_Task to complete_:
Copy the records below exactly, omitting any pictures they contain.

Collection entries
........
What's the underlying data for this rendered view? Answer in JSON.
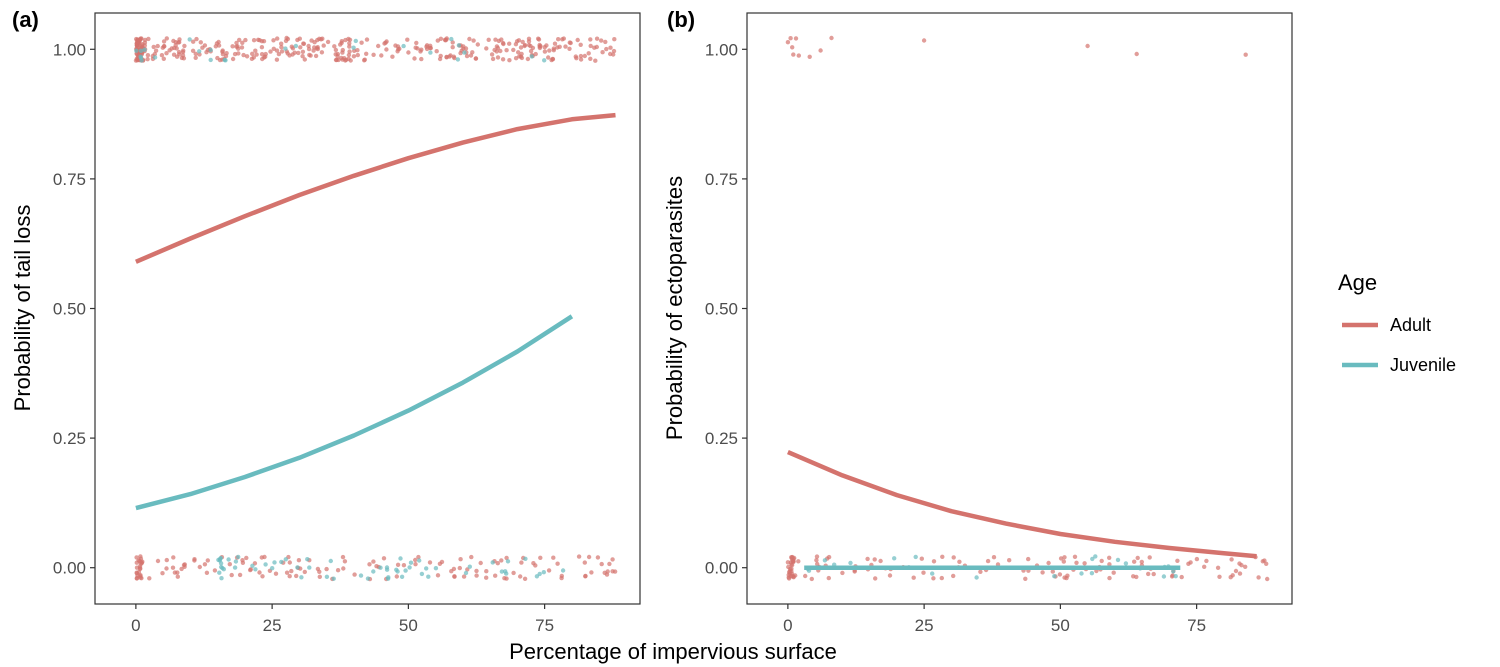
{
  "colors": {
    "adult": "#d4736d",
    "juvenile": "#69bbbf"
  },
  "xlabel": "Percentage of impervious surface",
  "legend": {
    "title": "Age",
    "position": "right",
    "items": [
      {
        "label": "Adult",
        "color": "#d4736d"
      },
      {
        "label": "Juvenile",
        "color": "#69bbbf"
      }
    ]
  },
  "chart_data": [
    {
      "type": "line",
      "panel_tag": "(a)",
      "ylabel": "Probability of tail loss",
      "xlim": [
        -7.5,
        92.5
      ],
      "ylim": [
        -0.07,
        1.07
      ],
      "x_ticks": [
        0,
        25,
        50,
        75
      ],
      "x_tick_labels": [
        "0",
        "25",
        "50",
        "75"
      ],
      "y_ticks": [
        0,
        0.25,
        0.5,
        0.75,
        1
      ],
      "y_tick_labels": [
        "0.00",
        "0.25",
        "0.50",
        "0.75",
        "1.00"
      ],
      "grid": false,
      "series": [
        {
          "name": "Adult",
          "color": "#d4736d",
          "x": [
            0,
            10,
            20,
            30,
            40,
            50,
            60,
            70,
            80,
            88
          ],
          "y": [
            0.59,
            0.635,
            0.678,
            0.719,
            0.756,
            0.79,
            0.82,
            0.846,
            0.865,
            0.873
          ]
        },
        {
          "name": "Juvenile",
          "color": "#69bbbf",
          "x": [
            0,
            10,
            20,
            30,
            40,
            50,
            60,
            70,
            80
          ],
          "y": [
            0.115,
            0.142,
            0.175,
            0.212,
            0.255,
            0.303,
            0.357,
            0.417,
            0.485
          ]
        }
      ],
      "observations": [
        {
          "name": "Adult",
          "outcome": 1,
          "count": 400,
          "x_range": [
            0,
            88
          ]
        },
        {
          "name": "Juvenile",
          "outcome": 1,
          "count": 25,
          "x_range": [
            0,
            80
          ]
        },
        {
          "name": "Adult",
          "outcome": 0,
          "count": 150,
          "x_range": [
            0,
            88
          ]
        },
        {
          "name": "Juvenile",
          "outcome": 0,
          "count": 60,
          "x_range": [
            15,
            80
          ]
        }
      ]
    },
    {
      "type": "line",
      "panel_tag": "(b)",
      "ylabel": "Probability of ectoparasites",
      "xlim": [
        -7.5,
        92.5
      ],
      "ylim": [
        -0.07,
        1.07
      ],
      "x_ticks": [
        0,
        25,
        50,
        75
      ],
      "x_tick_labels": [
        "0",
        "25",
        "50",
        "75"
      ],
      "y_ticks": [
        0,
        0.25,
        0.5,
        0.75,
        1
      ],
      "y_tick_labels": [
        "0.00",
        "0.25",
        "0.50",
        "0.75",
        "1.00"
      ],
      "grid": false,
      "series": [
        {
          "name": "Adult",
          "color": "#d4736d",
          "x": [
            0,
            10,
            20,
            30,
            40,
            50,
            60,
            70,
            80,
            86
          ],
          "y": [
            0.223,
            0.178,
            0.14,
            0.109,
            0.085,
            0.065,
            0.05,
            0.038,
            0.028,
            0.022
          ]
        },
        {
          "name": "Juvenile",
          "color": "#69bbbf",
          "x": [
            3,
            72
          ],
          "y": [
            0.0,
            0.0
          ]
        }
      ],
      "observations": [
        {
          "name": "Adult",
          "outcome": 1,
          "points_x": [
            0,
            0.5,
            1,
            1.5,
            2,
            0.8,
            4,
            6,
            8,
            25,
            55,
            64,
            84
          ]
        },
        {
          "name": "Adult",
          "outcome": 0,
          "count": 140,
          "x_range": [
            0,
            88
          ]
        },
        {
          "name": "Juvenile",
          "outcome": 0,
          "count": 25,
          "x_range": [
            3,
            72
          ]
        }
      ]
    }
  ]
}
........
_Response_:
What's the underlying data for this rendered view? Answer in JSON.
{
  "colors": {
    "adult": "#d4736d",
    "juvenile": "#69bbbf"
  },
  "xlabel": "Percentage of impervious surface",
  "legend": {
    "title": "Age",
    "position": "right",
    "items": [
      {
        "label": "Adult",
        "color": "#d4736d"
      },
      {
        "label": "Juvenile",
        "color": "#69bbbf"
      }
    ]
  },
  "chart_data": [
    {
      "type": "line",
      "panel_tag": "(a)",
      "ylabel": "Probability of tail loss",
      "xlim": [
        -7.5,
        92.5
      ],
      "ylim": [
        -0.07,
        1.07
      ],
      "x_ticks": [
        0,
        25,
        50,
        75
      ],
      "x_tick_labels": [
        "0",
        "25",
        "50",
        "75"
      ],
      "y_ticks": [
        0,
        0.25,
        0.5,
        0.75,
        1
      ],
      "y_tick_labels": [
        "0.00",
        "0.25",
        "0.50",
        "0.75",
        "1.00"
      ],
      "grid": false,
      "series": [
        {
          "name": "Adult",
          "color": "#d4736d",
          "x": [
            0,
            10,
            20,
            30,
            40,
            50,
            60,
            70,
            80,
            88
          ],
          "y": [
            0.59,
            0.635,
            0.678,
            0.719,
            0.756,
            0.79,
            0.82,
            0.846,
            0.865,
            0.873
          ]
        },
        {
          "name": "Juvenile",
          "color": "#69bbbf",
          "x": [
            0,
            10,
            20,
            30,
            40,
            50,
            60,
            70,
            80
          ],
          "y": [
            0.115,
            0.142,
            0.175,
            0.212,
            0.255,
            0.303,
            0.357,
            0.417,
            0.485
          ]
        }
      ],
      "observations": [
        {
          "name": "Adult",
          "outcome": 1,
          "count": 400,
          "x_range": [
            0,
            88
          ]
        },
        {
          "name": "Juvenile",
          "outcome": 1,
          "count": 25,
          "x_range": [
            0,
            80
          ]
        },
        {
          "name": "Adult",
          "outcome": 0,
          "count": 150,
          "x_range": [
            0,
            88
          ]
        },
        {
          "name": "Juvenile",
          "outcome": 0,
          "count": 60,
          "x_range": [
            15,
            80
          ]
        }
      ]
    },
    {
      "type": "line",
      "panel_tag": "(b)",
      "ylabel": "Probability of ectoparasites",
      "xlim": [
        -7.5,
        92.5
      ],
      "ylim": [
        -0.07,
        1.07
      ],
      "x_ticks": [
        0,
        25,
        50,
        75
      ],
      "x_tick_labels": [
        "0",
        "25",
        "50",
        "75"
      ],
      "y_ticks": [
        0,
        0.25,
        0.5,
        0.75,
        1
      ],
      "y_tick_labels": [
        "0.00",
        "0.25",
        "0.50",
        "0.75",
        "1.00"
      ],
      "grid": false,
      "series": [
        {
          "name": "Adult",
          "color": "#d4736d",
          "x": [
            0,
            10,
            20,
            30,
            40,
            50,
            60,
            70,
            80,
            86
          ],
          "y": [
            0.223,
            0.178,
            0.14,
            0.109,
            0.085,
            0.065,
            0.05,
            0.038,
            0.028,
            0.022
          ]
        },
        {
          "name": "Juvenile",
          "color": "#69bbbf",
          "x": [
            3,
            72
          ],
          "y": [
            0.0,
            0.0
          ]
        }
      ],
      "observations": [
        {
          "name": "Adult",
          "outcome": 1,
          "points_x": [
            0,
            0.5,
            1,
            1.5,
            2,
            0.8,
            4,
            6,
            8,
            25,
            55,
            64,
            84
          ]
        },
        {
          "name": "Adult",
          "outcome": 0,
          "count": 140,
          "x_range": [
            0,
            88
          ]
        },
        {
          "name": "Juvenile",
          "outcome": 0,
          "count": 25,
          "x_range": [
            3,
            72
          ]
        }
      ]
    }
  ]
}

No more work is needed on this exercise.